What the task asks:
Check each line of the listing below for the string "odszkodowanie", and copy the ones that have it.

Supplied material:
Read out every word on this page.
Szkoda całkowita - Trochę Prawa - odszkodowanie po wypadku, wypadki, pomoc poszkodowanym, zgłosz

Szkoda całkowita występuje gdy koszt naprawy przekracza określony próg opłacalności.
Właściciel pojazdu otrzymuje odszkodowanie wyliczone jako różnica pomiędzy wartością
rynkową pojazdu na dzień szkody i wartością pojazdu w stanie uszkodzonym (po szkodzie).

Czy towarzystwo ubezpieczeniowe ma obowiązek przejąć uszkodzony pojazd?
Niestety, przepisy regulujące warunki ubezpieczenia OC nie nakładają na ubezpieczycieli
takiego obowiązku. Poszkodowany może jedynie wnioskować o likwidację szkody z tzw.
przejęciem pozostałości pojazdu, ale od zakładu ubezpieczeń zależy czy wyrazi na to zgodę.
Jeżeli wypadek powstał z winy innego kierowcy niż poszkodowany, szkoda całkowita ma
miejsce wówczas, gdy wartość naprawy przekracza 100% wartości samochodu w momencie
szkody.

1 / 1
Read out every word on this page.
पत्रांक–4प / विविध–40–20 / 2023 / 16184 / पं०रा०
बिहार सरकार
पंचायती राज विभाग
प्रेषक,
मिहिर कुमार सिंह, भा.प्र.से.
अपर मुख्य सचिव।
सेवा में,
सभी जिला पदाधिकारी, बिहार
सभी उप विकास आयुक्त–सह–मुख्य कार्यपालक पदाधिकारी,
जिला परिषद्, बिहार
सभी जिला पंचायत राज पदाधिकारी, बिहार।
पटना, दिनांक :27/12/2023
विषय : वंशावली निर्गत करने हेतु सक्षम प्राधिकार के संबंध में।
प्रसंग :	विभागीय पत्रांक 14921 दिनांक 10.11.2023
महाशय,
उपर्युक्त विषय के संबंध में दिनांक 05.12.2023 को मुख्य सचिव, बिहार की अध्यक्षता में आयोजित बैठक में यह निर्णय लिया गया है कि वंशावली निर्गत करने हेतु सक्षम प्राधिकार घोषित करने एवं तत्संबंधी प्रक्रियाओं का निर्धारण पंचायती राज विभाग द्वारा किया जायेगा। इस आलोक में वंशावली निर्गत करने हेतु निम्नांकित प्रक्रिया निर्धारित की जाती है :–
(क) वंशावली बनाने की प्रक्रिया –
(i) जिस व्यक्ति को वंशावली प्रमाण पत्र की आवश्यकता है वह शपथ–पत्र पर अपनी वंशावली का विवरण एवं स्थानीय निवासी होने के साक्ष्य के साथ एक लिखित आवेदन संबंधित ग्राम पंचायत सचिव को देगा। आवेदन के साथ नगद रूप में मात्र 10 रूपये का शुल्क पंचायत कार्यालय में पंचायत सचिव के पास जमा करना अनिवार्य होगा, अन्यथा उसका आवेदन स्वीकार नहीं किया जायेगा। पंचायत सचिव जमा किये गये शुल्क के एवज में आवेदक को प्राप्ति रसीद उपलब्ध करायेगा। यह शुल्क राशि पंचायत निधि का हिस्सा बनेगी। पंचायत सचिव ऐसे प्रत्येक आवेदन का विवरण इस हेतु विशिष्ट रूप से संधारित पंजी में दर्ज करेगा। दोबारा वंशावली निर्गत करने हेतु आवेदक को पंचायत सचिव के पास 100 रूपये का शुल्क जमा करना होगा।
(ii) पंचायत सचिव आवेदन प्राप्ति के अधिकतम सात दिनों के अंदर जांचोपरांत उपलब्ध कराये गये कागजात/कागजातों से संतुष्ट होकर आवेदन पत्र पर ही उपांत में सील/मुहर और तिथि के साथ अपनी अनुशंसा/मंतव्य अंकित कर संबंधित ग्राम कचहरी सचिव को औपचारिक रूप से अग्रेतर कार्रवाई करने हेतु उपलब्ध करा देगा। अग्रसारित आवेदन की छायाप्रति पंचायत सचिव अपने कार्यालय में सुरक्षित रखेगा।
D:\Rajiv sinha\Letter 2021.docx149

Exercise output:
Szkoda całkowita - Trochę Prawa - odszkodowanie po wypadku, wypadki, pomoc poszkodowanym, zgłosz
Właściciel pojazdu otrzymuje odszkodowanie wyliczone jako różnica pomiędzy wartością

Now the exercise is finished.